Collected data entries —
———

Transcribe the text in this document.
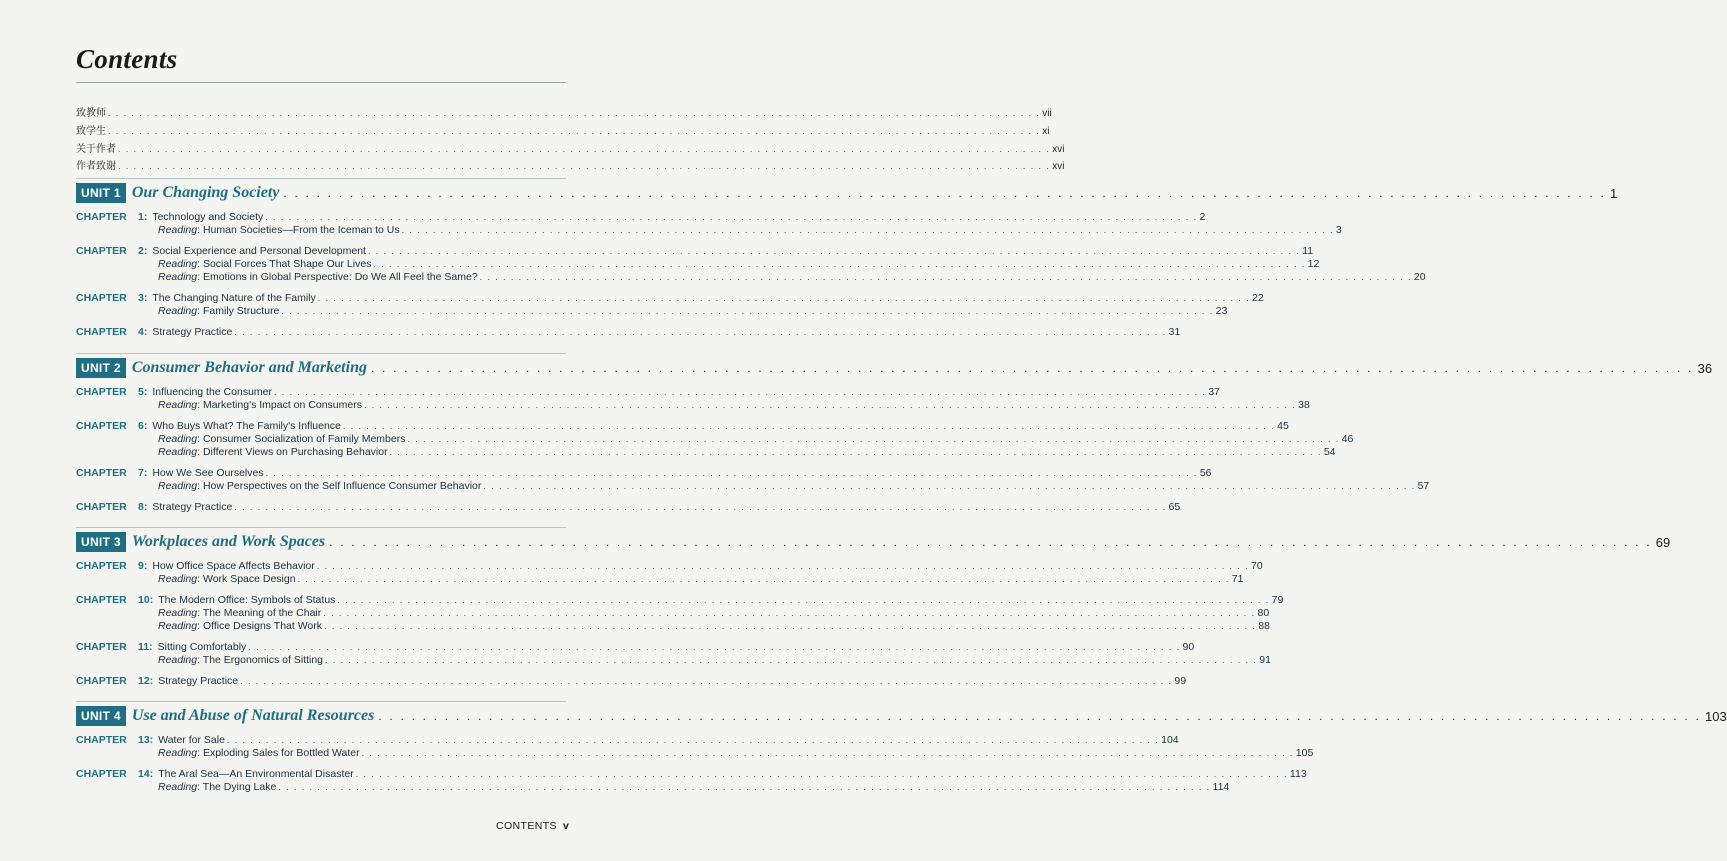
Contents
致教师 . . . . . . . . . . . . . . . . . . . . . . . . . . . . . . . . . . . . . . . . . . . . . . . . . . . . . . . . . . . . . . . . . . . . . . . . . . . . . . . . . . . . . . . . . . . . . . . . . . . . . . . . . . . . . . . . . . . . . . . . vii
致学生 . . . . . . . . . . . . . . . . . . . . . . . . . . . . . . . . . . . . . . . . . . . . . . . . . . . . . . . . . . . . . . . . . . . . . . . . . . . . . . . . . . . . . . . . . . . . . . . . . . . . . . . . . . . . . . . . . . . . . . . . xi
关于作者 . . . . . . . . . . . . . . . . . . . . . . . . . . . . . . . . . . . . . . . . . . . . . . . . . . . . . . . . . . . . . . . . . . . . . . . . . . . . . . . . . . . . . . . . . . . . . . . . . . . . . . . . . . . . . . . . . . . . . . . . xvi
作者致谢 . . . . . . . . . . . . . . . . . . . . . . . . . . . . . . . . . . . . . . . . . . . . . . . . . . . . . . . . . . . . . . . . . . . . . . . . . . . . . . . . . . . . . . . . . . . . . . . . . . . . . . . . . . . . . . . . . . . . . . . . xvi
UNIT 1 Our Changing Society . . . . . . . . . . . . . . . . . . . . . . . . . . . . . . . . . . . . . . . . . . . . . . . . . . . . . . . . . . . . . . . . . . . . . . . . . . . . . . . . . . . . . . . . . . . . . . . . . . . . . . . . . . . . . . . . . . . . . . . . 1
CHAPTER 1: Technology and Society . . . . . . . . . . . . . . . . . . . . . . . . . . . . . . . . . . . . . . . . . . . . . . . . . . . . . . . . . . . . . . . . . . . . . . . . . . . . . . . . . . . . . . . . . . . . . . . . . . . . . . . . . . . . . . . . . . . . . . . . 2
Reading: Human Societies—From the Iceman to Us . . . . . . . . . . . . . . . . . . . . . . . . . . . . . . . . . . . . . . . . . . . . . . . . . . . . . . . . . . . . . . . . . . . . . . . . . . . . . . . . . . . . . . . . . . . . . . . . . . . . . . . . . . . . . . . . . . . . . . . . 3
CHAPTER 2: Social Experience and Personal Development . . . . . . . . . . . . . . . . . . . . . . . . . . . . . . . . . . . . . . . . . . . . . . . . . . . . . . . . . . . . . . . . . . . . . . . . . . . . . . . . . . . . . . . . . . . . . . . . . . . . . . . . . . . . . . . . . . . . . . . . 11
Reading: Social Forces That Shape Our Lives . . . . . . . . . . . . . . . . . . . . . . . . . . . . . . . . . . . . . . . . . . . . . . . . . . . . . . . . . . . . . . . . . . . . . . . . . . . . . . . . . . . . . . . . . . . . . . . . . . . . . . . . . . . . . . . . . . . . . . . . 12
Reading: Emotions in Global Perspective: Do We All Feel the Same? . . . . . . . . . . . . . . . . . . . . . . . . . . . . . . . . . . . . . . . . . . . . . . . . . . . . . . . . . . . . . . . . . . . . . . . . . . . . . . . . . . . . . . . . . . . . . . . . . . . . . . . . . . . . . . . . . . . . . . . . 20
CHAPTER 3: The Changing Nature of the Family . . . . . . . . . . . . . . . . . . . . . . . . . . . . . . . . . . . . . . . . . . . . . . . . . . . . . . . . . . . . . . . . . . . . . . . . . . . . . . . . . . . . . . . . . . . . . . . . . . . . . . . . . . . . . . . . . . . . . . . . 22
Reading: Family Structure . . . . . . . . . . . . . . . . . . . . . . . . . . . . . . . . . . . . . . . . . . . . . . . . . . . . . . . . . . . . . . . . . . . . . . . . . . . . . . . . . . . . . . . . . . . . . . . . . . . . . . . . . . . . . . . . . . . . . . . . 23
CHAPTER 4: Strategy Practice . . . . . . . . . . . . . . . . . . . . . . . . . . . . . . . . . . . . . . . . . . . . . . . . . . . . . . . . . . . . . . . . . . . . . . . . . . . . . . . . . . . . . . . . . . . . . . . . . . . . . . . . . . . . . . . . . . . . . . . . 31
UNIT 2 Consumer Behavior and Marketing . . . . . . . . . . . . . . . . . . . . . . . . . . . . . . . . . . . . . . . . . . . . . . . . . . . . . . . . . . . . . . . . . . . . . . . . . . . . . . . . . . . . . . . . . . . . . . . . . . . . . . . . . . . . . . . . . . . . . . . . 36
CHAPTER 5: Influencing the Consumer . . . . . . . . . . . . . . . . . . . . . . . . . . . . . . . . . . . . . . . . . . . . . . . . . . . . . . . . . . . . . . . . . . . . . . . . . . . . . . . . . . . . . . . . . . . . . . . . . . . . . . . . . . . . . . . . . . . . . . . . 37
Reading: Marketing's Impact on Consumers . . . . . . . . . . . . . . . . . . . . . . . . . . . . . . . . . . . . . . . . . . . . . . . . . . . . . . . . . . . . . . . . . . . . . . . . . . . . . . . . . . . . . . . . . . . . . . . . . . . . . . . . . . . . . . . . . . . . . . . . 38
CHAPTER 6: Who Buys What? The Family's Influence . . . . . . . . . . . . . . . . . . . . . . . . . . . . . . . . . . . . . . . . . . . . . . . . . . . . . . . . . . . . . . . . . . . . . . . . . . . . . . . . . . . . . . . . . . . . . . . . . . . . . . . . . . . . . . . . . . . . . . . . 45
Reading: Consumer Socialization of Family Members . . . . . . . . . . . . . . . . . . . . . . . . . . . . . . . . . . . . . . . . . . . . . . . . . . . . . . . . . . . . . . . . . . . . . . . . . . . . . . . . . . . . . . . . . . . . . . . . . . . . . . . . . . . . . . . . . . . . . . . . 46
Reading: Different Views on Purchasing Behavior . . . . . . . . . . . . . . . . . . . . . . . . . . . . . . . . . . . . . . . . . . . . . . . . . . . . . . . . . . . . . . . . . . . . . . . . . . . . . . . . . . . . . . . . . . . . . . . . . . . . . . . . . . . . . . . . . . . . . . . . 54
CHAPTER 7: How We See Ourselves . . . . . . . . . . . . . . . . . . . . . . . . . . . . . . . . . . . . . . . . . . . . . . . . . . . . . . . . . . . . . . . . . . . . . . . . . . . . . . . . . . . . . . . . . . . . . . . . . . . . . . . . . . . . . . . . . . . . . . . . 56
Reading: How Perspectives on the Self Influence Consumer Behavior . . . . . . . . . . . . . . . . . . . . . . . . . . . . . . . . . . . . . . . . . . . . . . . . . . . . . . . . . . . . . . . . . . . . . . . . . . . . . . . . . . . . . . . . . . . . . . . . . . . . . . . . . . . . . . . . . . . . . . . . 57
CHAPTER 8: Strategy Practice . . . . . . . . . . . . . . . . . . . . . . . . . . . . . . . . . . . . . . . . . . . . . . . . . . . . . . . . . . . . . . . . . . . . . . . . . . . . . . . . . . . . . . . . . . . . . . . . . . . . . . . . . . . . . . . . . . . . . . . . 65
UNIT 3 Workplaces and Work Spaces . . . . . . . . . . . . . . . . . . . . . . . . . . . . . . . . . . . . . . . . . . . . . . . . . . . . . . . . . . . . . . . . . . . . . . . . . . . . . . . . . . . . . . . . . . . . . . . . . . . . . . . . . . . . . . . . . . . . . . . . 69
CHAPTER 9: How Office Space Affects Behavior . . . . . . . . . . . . . . . . . . . . . . . . . . . . . . . . . . . . . . . . . . . . . . . . . . . . . . . . . . . . . . . . . . . . . . . . . . . . . . . . . . . . . . . . . . . . . . . . . . . . . . . . . . . . . . . . . . . . . . . . 70
Reading: Work Space Design . . . . . . . . . . . . . . . . . . . . . . . . . . . . . . . . . . . . . . . . . . . . . . . . . . . . . . . . . . . . . . . . . . . . . . . . . . . . . . . . . . . . . . . . . . . . . . . . . . . . . . . . . . . . . . . . . . . . . . . . 71
CHAPTER 10: The Modern Office: Symbols of Status . . . . . . . . . . . . . . . . . . . . . . . . . . . . . . . . . . . . . . . . . . . . . . . . . . . . . . . . . . . . . . . . . . . . . . . . . . . . . . . . . . . . . . . . . . . . . . . . . . . . . . . . . . . . . . . . . . . . . . . . 79
Reading: The Meaning of the Chair . . . . . . . . . . . . . . . . . . . . . . . . . . . . . . . . . . . . . . . . . . . . . . . . . . . . . . . . . . . . . . . . . . . . . . . . . . . . . . . . . . . . . . . . . . . . . . . . . . . . . . . . . . . . . . . . . . . . . . . . 80
Reading: Office Designs That Work . . . . . . . . . . . . . . . . . . . . . . . . . . . . . . . . . . . . . . . . . . . . . . . . . . . . . . . . . . . . . . . . . . . . . . . . . . . . . . . . . . . . . . . . . . . . . . . . . . . . . . . . . . . . . . . . . . . . . . . . 88
CHAPTER 11: Sitting Comfortably . . . . . . . . . . . . . . . . . . . . . . . . . . . . . . . . . . . . . . . . . . . . . . . . . . . . . . . . . . . . . . . . . . . . . . . . . . . . . . . . . . . . . . . . . . . . . . . . . . . . . . . . . . . . . . . . . . . . . . . . 90
Reading: The Ergonomics of Sitting . . . . . . . . . . . . . . . . . . . . . . . . . . . . . . . . . . . . . . . . . . . . . . . . . . . . . . . . . . . . . . . . . . . . . . . . . . . . . . . . . . . . . . . . . . . . . . . . . . . . . . . . . . . . . . . . . . . . . . . . 91
CHAPTER 12: Strategy Practice . . . . . . . . . . . . . . . . . . . . . . . . . . . . . . . . . . . . . . . . . . . . . . . . . . . . . . . . . . . . . . . . . . . . . . . . . . . . . . . . . . . . . . . . . . . . . . . . . . . . . . . . . . . . . . . . . . . . . . . . 99
UNIT 4 Use and Abuse of Natural Resources . . . . . . . . . . . . . . . . . . . . . . . . . . . . . . . . . . . . . . . . . . . . . . . . . . . . . . . . . . . . . . . . . . . . . . . . . . . . . . . . . . . . . . . . . . . . . . . . . . . . . . . . . . . . . . . . . . . . . . . . 103
CHAPTER 13: Water for Sale . . . . . . . . . . . . . . . . . . . . . . . . . . . . . . . . . . . . . . . . . . . . . . . . . . . . . . . . . . . . . . . . . . . . . . . . . . . . . . . . . . . . . . . . . . . . . . . . . . . . . . . . . . . . . . . . . . . . . . . . 104
Reading: Exploding Sales for Bottled Water . . . . . . . . . . . . . . . . . . . . . . . . . . . . . . . . . . . . . . . . . . . . . . . . . . . . . . . . . . . . . . . . . . . . . . . . . . . . . . . . . . . . . . . . . . . . . . . . . . . . . . . . . . . . . . . . . . . . . . . . 105
CHAPTER 14: The Aral Sea—An Environmental Disaster . . . . . . . . . . . . . . . . . . . . . . . . . . . . . . . . . . . . . . . . . . . . . . . . . . . . . . . . . . . . . . . . . . . . . . . . . . . . . . . . . . . . . . . . . . . . . . . . . . . . . . . . . . . . . . . . . . . . . . . . 113
Reading: The Dying Lake . . . . . . . . . . . . . . . . . . . . . . . . . . . . . . . . . . . . . . . . . . . . . . . . . . . . . . . . . . . . . . . . . . . . . . . . . . . . . . . . . . . . . . . . . . . . . . . . . . . . . . . . . . . . . . . . . . . . . . . . 114
CONTENTS v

———

AIM — Locate the word "Strategy" in the records and collect each line it appears in.

WRITTEN ANSWER —
CHAPTER 4: Strategy Practice . . . . . . . . . . . . . . . . . . . . . . . . . . . . . . . . . . . . . . . . . . . . . . . . . . . . . . . . . . . . . . . . . . . . . . . . . . . . . . . . . . . . . . . . . . . . . . . . . . . . . . . . . . . . . . . . . . . . . . . . 31
CHAPTER 8: Strategy Practice . . . . . . . . . . . . . . . . . . . . . . . . . . . . . . . . . . . . . . . . . . . . . . . . . . . . . . . . . . . . . . . . . . . . . . . . . . . . . . . . . . . . . . . . . . . . . . . . . . . . . . . . . . . . . . . . . . . . . . . . 65
CHAPTER 12: Strategy Practice . . . . . . . . . . . . . . . . . . . . . . . . . . . . . . . . . . . . . . . . . . . . . . . . . . . . . . . . . . . . . . . . . . . . . . . . . . . . . . . . . . . . . . . . . . . . . . . . . . . . . . . . . . . . . . . . . . . . . . . . 99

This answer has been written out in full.